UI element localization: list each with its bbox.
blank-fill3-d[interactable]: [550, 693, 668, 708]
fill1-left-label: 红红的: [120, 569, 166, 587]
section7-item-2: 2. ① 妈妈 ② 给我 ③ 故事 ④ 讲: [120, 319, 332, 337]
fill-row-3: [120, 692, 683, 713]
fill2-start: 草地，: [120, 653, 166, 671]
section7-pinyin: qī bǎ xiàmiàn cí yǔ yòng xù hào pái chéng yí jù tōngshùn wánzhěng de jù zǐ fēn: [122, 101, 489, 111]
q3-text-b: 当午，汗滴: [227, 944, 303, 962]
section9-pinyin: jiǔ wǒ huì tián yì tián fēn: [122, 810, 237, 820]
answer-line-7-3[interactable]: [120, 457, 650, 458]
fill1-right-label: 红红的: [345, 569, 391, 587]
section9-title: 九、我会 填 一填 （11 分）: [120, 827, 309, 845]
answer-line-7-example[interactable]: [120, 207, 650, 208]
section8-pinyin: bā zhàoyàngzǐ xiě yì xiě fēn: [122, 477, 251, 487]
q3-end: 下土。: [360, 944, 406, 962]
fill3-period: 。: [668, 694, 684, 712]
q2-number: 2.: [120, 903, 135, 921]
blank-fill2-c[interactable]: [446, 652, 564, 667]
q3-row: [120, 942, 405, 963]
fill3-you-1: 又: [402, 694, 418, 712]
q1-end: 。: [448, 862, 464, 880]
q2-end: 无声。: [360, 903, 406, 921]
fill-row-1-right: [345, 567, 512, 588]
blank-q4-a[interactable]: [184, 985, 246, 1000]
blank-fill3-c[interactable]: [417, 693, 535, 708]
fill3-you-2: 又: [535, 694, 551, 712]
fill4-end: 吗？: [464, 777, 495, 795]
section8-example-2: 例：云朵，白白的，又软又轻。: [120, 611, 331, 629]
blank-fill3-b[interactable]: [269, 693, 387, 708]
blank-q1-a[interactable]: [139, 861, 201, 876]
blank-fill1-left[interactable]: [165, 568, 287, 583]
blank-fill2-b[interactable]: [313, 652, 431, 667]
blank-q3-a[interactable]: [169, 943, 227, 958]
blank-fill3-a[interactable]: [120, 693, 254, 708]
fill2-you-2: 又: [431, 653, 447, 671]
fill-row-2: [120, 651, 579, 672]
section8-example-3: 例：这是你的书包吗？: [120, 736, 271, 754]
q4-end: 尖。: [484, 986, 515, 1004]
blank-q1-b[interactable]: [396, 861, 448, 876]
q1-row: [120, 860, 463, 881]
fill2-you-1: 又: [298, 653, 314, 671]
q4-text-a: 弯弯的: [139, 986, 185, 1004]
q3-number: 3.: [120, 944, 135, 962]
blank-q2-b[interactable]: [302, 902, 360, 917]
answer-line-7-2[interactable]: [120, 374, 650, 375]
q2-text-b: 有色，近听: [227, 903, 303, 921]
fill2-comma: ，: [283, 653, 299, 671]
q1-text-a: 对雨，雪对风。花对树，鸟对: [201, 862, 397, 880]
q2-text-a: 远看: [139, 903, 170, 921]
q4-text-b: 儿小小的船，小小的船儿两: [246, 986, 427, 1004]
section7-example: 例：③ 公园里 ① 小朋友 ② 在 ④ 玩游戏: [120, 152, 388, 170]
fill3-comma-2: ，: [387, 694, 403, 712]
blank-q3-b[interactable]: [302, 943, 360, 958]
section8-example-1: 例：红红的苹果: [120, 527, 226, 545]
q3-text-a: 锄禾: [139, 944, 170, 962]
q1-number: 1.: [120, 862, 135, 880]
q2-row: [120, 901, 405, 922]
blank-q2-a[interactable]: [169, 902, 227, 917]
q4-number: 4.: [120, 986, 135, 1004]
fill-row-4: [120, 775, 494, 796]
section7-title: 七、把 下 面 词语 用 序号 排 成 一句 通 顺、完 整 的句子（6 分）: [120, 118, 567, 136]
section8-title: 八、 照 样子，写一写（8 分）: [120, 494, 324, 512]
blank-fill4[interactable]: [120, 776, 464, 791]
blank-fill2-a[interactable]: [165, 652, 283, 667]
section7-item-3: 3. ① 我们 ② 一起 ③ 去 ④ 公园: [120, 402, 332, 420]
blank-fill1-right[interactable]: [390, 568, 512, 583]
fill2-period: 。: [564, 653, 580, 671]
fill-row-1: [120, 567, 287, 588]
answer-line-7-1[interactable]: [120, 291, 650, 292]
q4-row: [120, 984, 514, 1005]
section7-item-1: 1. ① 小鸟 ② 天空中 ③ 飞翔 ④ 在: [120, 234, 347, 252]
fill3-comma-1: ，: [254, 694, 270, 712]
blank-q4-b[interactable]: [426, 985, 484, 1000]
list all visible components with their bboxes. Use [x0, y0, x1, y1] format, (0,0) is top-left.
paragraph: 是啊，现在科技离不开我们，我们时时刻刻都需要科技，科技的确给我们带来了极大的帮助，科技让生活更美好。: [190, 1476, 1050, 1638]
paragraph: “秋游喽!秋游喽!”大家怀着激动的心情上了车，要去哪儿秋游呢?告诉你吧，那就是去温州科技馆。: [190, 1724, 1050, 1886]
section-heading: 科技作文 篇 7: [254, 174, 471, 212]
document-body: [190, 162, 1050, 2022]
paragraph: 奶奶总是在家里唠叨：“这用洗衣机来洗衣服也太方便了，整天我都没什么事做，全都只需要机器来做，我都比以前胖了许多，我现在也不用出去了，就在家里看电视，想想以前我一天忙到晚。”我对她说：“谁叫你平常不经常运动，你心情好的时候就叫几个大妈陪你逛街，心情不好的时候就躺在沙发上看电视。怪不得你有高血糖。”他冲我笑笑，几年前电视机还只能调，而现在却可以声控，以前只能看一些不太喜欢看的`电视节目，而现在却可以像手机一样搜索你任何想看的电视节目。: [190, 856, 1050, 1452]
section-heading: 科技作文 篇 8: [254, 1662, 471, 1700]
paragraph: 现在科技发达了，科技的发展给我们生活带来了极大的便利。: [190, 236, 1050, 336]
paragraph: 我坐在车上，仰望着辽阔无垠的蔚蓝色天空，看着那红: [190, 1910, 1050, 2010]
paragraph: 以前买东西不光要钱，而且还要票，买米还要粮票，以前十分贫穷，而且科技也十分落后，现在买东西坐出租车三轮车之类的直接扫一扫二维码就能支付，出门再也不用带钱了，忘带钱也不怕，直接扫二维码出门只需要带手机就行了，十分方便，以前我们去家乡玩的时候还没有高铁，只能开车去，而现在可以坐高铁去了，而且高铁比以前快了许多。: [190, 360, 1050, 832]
* * *
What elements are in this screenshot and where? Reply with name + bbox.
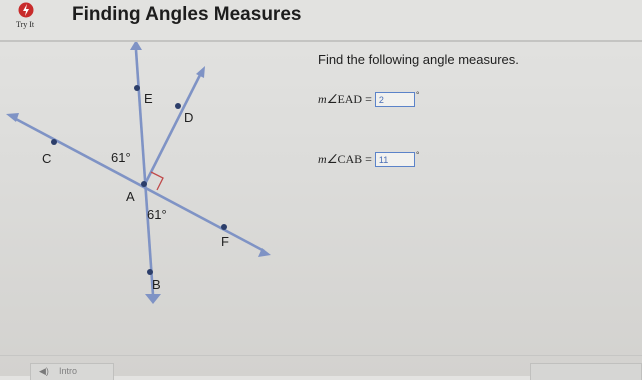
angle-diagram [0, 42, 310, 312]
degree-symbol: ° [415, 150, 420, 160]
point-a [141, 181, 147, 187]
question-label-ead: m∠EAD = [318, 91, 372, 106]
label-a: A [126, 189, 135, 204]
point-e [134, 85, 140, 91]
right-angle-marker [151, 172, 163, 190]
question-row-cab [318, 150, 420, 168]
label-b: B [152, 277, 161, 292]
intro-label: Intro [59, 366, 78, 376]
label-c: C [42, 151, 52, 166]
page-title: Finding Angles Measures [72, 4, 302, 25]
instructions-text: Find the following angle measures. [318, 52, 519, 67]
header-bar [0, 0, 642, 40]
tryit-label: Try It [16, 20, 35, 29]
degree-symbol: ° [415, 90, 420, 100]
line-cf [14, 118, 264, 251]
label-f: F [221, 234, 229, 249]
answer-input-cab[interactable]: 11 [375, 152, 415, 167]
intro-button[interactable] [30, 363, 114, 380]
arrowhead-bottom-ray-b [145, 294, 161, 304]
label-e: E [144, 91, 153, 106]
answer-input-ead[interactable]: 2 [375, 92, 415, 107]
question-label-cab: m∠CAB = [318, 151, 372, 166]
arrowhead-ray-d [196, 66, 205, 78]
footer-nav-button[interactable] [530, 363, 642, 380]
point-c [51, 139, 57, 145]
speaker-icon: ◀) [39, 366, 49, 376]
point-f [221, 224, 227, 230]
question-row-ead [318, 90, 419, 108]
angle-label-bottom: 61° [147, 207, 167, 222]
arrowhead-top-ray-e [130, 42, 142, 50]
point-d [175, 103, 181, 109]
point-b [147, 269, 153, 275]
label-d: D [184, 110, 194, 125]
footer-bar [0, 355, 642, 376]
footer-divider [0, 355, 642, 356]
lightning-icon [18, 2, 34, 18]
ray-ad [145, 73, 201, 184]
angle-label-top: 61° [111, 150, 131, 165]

*DIRECTIVE*:
Copy out, line for line, the part of the records that opens with the line containing "UI element localization: list" and closes with the line containing "answer-line-7-example[interactable]: [120, 207, 650, 208]", both of those lines included.

*TASK RESULT*:
UI element localization: list each with its bbox.
blank-fill3-d[interactable]: [550, 693, 668, 708]
fill1-left-label: 红红的: [120, 569, 166, 587]
section7-item-2: 2. ① 妈妈 ② 给我 ③ 故事 ④ 讲: [120, 319, 332, 337]
fill-row-3: [120, 692, 683, 713]
fill2-start: 草地，: [120, 653, 166, 671]
section7-pinyin: qī bǎ xiàmiàn cí yǔ yòng xù hào pái chéng yí jù tōngshùn wánzhěng de jù zǐ fēn: [122, 101, 489, 111]
q3-text-b: 当午，汗滴: [227, 944, 303, 962]
section9-pinyin: jiǔ wǒ huì tián yì tián fēn: [122, 810, 237, 820]
answer-line-7-3[interactable]: [120, 457, 650, 458]
fill1-right-label: 红红的: [345, 569, 391, 587]
section9-title: 九、我会 填 一填 （11 分）: [120, 827, 309, 845]
answer-line-7-example[interactable]: [120, 207, 650, 208]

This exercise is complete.